**What to produce**
Copy each record exactly as it reads, leaving out any pictures it holds.

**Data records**

==============================

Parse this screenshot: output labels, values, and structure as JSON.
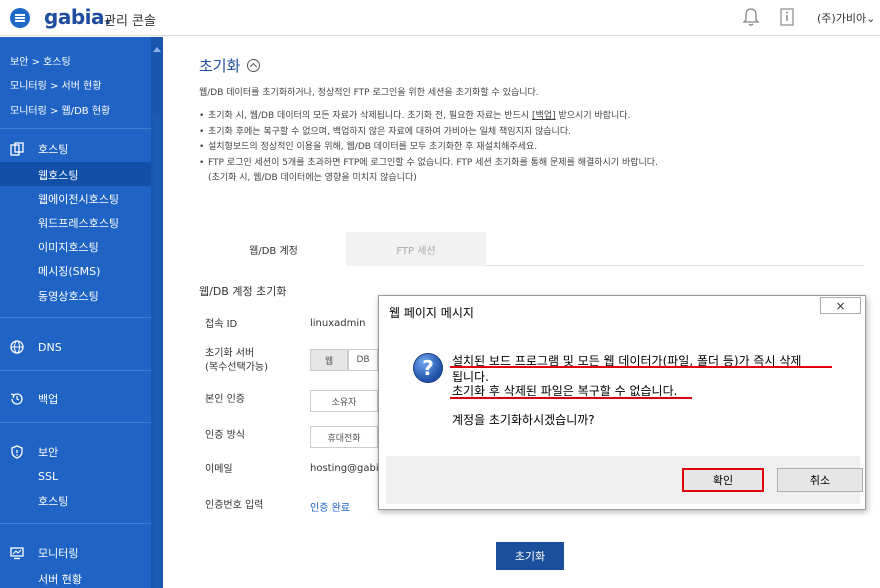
{
  "header": {
    "logo": "gabia.",
    "logo_sub": "관리 콘솔",
    "company": "(주)가비아"
  },
  "sidebar": {
    "top_items": [
      "보안 > 호스팅",
      "모니터링 > 서버 현황",
      "모니터링 > 웹/DB 현황"
    ],
    "hosting": {
      "label": "호스팅",
      "items": [
        "웹호스팅",
        "웹에이전시호스팅",
        "워드프레스호스팅",
        "이미지호스팅",
        "메시징(SMS)",
        "동영상호스팅"
      ]
    },
    "dns": "DNS",
    "backup": "백업",
    "security": {
      "label": "보안",
      "items": [
        "SSL",
        "호스팅"
      ]
    },
    "monitoring": {
      "label": "모니터링",
      "items": [
        "서버 현황"
      ]
    }
  },
  "main": {
    "title": "초기화",
    "description": "웹/DB 데이터를 초기화하거나, 정상적인 FTP 로그인을 위한 세션을 초기화할 수 있습니다.",
    "notes": [
      "초기화 시, 웹/DB 데이터의 모든 자료가 삭제됩니다. 초기화 전, 필요한 자료는 반드시",
      "초기화 후에는 복구할 수 없으며, 백업하지 않은 자료에 대하여 가비아는 일체 책임지지 않습니다.",
      "설치형보드의 정상적인 이용을 위해, 웹/DB 데이터를 모두 초기화한 후 재설치해주세요.",
      "FTP 로그인 세션이 5개를 초과하면 FTP에 로그인할 수 없습니다. FTP 세션 초기화를 통해 문제를 해결하시기 바랍니다.",
      "(초기화 시, 웹/DB 데이터에는 영향을 미치지 않습니다)"
    ],
    "backup_link": "[백업]",
    "backup_suffix": " 받으시기 바랍니다.",
    "tabs": [
      "웹/DB 계정",
      "FTP 세션"
    ],
    "section_title": "웹/DB 계정 초기화",
    "form": {
      "id_label": "접속 ID",
      "id_value": "linuxadmin",
      "server_label": "초기화 서버",
      "server_label_sub": "(복수선택가능)",
      "server_opt1": "웹",
      "server_opt2": "DB",
      "auth_label": "본인 인증",
      "auth_opt": "소유자",
      "method_label": "인증 방식",
      "method_opt": "휴대전화",
      "email_label": "이메일",
      "email_value": "hosting@gabia",
      "code_label": "인증번호 입력",
      "code_value": "인증 완료"
    },
    "reset_button": "초기화"
  },
  "dialog": {
    "title": "웹 페이지 메시지",
    "line1": "설치된 보드 프로그램 및 모든 웹 데이터가(파일, 폴더 등)가 즉시 삭제",
    "line2": "됩니다.",
    "line3": "초기화 후 삭제된 파일은 복구할 수 없습니다.",
    "line4": "계정을 초기화하시겠습니까?",
    "ok": "확인",
    "cancel": "취소",
    "close": "×"
  }
}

==============================

**Completed exercise**
Parse this screenshot: output labels, values, and structure as JSON.
{
  "header": {
    "logo": "gabia.",
    "logo_sub": "관리 콘솔",
    "company": "(주)가비아"
  },
  "sidebar": {
    "top_items": [
      "보안 > 호스팅",
      "모니터링 > 서버 현황",
      "모니터링 > 웹/DB 현황"
    ],
    "hosting": {
      "label": "호스팅",
      "items": [
        "웹호스팅",
        "웹에이전시호스팅",
        "워드프레스호스팅",
        "이미지호스팅",
        "메시징(SMS)",
        "동영상호스팅"
      ]
    },
    "dns": "DNS",
    "backup": "백업",
    "security": {
      "label": "보안",
      "items": [
        "SSL",
        "호스팅"
      ]
    },
    "monitoring": {
      "label": "모니터링",
      "items": [
        "서버 현황"
      ]
    }
  },
  "main": {
    "title": "초기화",
    "description": "웹/DB 데이터를 초기화하거나, 정상적인 FTP 로그인을 위한 세션을 초기화할 수 있습니다.",
    "notes": [
      "초기화 시, 웹/DB 데이터의 모든 자료가 삭제됩니다. 초기화 전, 필요한 자료는 반드시",
      "초기화 후에는 복구할 수 없으며, 백업하지 않은 자료에 대하여 가비아는 일체 책임지지 않습니다.",
      "설치형보드의 정상적인 이용을 위해, 웹/DB 데이터를 모두 초기화한 후 재설치해주세요.",
      "FTP 로그인 세션이 5개를 초과하면 FTP에 로그인할 수 없습니다. FTP 세션 초기화를 통해 문제를 해결하시기 바랍니다.",
      "(초기화 시, 웹/DB 데이터에는 영향을 미치지 않습니다)"
    ],
    "backup_link": "[백업]",
    "backup_suffix": " 받으시기 바랍니다.",
    "tabs": [
      "웹/DB 계정",
      "FTP 세션"
    ],
    "section_title": "웹/DB 계정 초기화",
    "form": {
      "id_label": "접속 ID",
      "id_value": "linuxadmin",
      "server_label": "초기화 서버",
      "server_label_sub": "(복수선택가능)",
      "server_opt1": "웹",
      "server_opt2": "DB",
      "auth_label": "본인 인증",
      "auth_opt": "소유자",
      "method_label": "인증 방식",
      "method_opt": "휴대전화",
      "email_label": "이메일",
      "email_value": "hosting@gabia",
      "code_label": "인증번호 입력",
      "code_value": "인증 완료"
    },
    "reset_button": "초기화"
  },
  "dialog": {
    "title": "웹 페이지 메시지",
    "line1": "설치된 보드 프로그램 및 모든 웹 데이터가(파일, 폴더 등)가 즉시 삭제",
    "line2": "됩니다.",
    "line3": "초기화 후 삭제된 파일은 복구할 수 없습니다.",
    "line4": "계정을 초기화하시겠습니까?",
    "ok": "확인",
    "cancel": "취소",
    "close": "×"
  }
}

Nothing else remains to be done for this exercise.